** Task directions **
Extract every line that contains the string "letter".

-=-=-=-=-

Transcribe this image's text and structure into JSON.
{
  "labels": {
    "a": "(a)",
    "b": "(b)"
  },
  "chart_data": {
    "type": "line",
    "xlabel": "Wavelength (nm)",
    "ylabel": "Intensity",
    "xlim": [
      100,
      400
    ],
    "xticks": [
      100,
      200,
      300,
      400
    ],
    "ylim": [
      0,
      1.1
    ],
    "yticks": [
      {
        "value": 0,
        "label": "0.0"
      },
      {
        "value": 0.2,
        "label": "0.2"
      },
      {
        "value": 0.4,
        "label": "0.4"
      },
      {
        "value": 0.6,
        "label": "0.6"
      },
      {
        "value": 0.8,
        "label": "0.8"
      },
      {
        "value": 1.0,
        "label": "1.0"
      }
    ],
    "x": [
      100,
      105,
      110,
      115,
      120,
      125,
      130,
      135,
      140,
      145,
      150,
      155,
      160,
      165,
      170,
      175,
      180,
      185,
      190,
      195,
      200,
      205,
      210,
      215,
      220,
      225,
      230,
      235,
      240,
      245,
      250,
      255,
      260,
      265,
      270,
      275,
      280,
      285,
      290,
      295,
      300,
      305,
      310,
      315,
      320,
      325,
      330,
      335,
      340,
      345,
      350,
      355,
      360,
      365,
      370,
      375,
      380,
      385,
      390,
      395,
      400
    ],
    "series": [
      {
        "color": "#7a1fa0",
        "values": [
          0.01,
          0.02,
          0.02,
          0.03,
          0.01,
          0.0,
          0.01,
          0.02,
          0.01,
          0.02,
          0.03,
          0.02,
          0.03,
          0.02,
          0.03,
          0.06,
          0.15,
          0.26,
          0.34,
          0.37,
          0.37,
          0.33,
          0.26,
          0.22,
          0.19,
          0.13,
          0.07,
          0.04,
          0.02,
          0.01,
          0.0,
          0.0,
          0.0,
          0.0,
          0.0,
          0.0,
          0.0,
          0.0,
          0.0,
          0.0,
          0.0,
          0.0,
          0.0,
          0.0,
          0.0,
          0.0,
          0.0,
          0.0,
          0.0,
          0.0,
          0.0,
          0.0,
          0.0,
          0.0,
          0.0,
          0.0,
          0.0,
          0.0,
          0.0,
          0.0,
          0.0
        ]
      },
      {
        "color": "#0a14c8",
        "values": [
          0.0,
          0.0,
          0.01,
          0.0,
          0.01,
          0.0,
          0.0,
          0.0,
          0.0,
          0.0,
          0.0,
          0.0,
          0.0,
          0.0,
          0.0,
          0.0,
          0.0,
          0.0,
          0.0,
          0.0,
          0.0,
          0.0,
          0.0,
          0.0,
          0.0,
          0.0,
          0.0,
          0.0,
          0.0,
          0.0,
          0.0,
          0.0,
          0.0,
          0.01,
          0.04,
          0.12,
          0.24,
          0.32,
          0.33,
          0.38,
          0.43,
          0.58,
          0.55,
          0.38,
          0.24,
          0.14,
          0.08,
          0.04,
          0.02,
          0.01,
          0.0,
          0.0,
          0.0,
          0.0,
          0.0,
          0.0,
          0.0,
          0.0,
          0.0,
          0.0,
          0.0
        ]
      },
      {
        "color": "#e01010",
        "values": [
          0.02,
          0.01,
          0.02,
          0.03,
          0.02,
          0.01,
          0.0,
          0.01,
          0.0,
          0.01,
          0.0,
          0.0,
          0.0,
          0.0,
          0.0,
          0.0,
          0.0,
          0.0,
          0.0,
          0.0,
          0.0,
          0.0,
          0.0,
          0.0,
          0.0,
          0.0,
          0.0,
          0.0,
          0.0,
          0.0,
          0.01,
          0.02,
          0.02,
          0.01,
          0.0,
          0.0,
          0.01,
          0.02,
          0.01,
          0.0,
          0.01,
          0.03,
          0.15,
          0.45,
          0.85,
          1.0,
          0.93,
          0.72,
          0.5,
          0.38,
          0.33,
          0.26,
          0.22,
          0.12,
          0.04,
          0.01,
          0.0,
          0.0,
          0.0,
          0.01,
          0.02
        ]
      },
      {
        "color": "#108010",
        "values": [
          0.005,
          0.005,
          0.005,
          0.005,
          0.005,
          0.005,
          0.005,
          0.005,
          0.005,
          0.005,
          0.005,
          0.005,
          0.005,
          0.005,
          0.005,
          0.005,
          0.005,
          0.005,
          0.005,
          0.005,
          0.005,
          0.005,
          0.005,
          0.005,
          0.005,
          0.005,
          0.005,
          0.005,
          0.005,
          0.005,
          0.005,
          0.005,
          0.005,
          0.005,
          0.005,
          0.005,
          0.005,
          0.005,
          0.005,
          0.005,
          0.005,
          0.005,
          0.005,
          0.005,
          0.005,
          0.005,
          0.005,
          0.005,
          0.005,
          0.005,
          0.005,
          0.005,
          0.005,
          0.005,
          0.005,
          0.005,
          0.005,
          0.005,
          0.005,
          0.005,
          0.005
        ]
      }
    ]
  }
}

-=-=-=-=-

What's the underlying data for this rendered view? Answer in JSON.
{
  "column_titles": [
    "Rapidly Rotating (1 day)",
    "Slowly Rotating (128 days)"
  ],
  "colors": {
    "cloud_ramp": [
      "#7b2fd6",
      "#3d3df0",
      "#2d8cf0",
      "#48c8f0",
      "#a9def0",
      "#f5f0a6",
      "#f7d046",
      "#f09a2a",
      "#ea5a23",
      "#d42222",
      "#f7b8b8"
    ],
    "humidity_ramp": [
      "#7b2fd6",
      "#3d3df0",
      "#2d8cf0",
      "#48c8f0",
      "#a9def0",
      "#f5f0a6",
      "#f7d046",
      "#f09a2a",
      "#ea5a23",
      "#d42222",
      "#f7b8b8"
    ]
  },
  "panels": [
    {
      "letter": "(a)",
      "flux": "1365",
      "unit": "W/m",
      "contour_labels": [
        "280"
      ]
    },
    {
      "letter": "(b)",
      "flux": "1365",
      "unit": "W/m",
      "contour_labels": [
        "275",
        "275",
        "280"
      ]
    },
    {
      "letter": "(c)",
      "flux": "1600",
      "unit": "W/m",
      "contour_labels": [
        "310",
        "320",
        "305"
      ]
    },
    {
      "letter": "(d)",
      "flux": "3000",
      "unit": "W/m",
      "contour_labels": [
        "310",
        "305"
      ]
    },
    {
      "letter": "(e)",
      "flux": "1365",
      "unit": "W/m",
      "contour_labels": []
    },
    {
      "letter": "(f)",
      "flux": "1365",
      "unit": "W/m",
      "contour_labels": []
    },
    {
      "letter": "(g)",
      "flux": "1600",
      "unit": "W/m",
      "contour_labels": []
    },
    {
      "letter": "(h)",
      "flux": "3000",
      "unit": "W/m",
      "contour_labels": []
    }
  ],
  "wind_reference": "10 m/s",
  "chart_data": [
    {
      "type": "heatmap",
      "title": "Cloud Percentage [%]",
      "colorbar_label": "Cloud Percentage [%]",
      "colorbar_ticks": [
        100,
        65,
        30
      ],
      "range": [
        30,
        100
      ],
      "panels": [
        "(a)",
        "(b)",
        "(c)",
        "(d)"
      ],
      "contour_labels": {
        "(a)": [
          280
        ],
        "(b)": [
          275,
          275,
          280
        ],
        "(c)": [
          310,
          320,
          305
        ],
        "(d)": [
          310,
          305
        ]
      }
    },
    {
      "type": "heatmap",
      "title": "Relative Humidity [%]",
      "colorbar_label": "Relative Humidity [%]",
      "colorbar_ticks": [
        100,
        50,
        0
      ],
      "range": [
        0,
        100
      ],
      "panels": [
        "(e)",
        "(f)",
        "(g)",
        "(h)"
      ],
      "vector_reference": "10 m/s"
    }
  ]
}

-=-=-=-=-

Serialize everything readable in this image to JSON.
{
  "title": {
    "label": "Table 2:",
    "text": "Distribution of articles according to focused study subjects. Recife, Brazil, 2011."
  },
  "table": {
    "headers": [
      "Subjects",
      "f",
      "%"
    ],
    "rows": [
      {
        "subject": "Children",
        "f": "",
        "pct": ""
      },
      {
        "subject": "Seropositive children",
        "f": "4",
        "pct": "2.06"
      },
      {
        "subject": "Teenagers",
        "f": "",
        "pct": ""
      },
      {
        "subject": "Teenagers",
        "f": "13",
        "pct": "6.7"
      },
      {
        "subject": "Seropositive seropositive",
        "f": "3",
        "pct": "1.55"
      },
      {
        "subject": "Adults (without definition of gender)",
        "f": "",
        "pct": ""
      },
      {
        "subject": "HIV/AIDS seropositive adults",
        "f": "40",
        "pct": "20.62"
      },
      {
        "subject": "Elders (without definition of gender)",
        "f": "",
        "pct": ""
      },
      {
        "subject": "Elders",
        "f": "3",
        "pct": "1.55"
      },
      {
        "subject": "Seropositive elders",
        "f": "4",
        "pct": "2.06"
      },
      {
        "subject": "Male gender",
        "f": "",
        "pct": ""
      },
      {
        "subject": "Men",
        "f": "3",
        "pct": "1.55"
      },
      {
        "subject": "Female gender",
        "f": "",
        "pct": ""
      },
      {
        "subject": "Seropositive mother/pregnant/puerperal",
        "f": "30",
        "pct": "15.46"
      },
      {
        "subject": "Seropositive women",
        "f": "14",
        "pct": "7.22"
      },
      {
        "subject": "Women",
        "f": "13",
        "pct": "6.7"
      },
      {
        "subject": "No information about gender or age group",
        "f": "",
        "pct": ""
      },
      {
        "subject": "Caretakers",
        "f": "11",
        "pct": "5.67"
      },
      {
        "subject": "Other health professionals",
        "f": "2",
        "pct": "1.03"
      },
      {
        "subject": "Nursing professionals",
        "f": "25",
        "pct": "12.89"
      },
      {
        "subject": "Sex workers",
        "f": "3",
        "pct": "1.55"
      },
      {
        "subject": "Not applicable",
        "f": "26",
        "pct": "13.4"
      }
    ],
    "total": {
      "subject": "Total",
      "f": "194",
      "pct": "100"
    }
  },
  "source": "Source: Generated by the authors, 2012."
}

-=-=-=-=-

** Reply to the exercise **
      "letter": "(a)",
      "letter": "(b)",
      "letter": "(c)",
      "letter": "(d)",
      "letter": "(e)",
      "letter": "(f)",
      "letter": "(g)",
      "letter": "(h)",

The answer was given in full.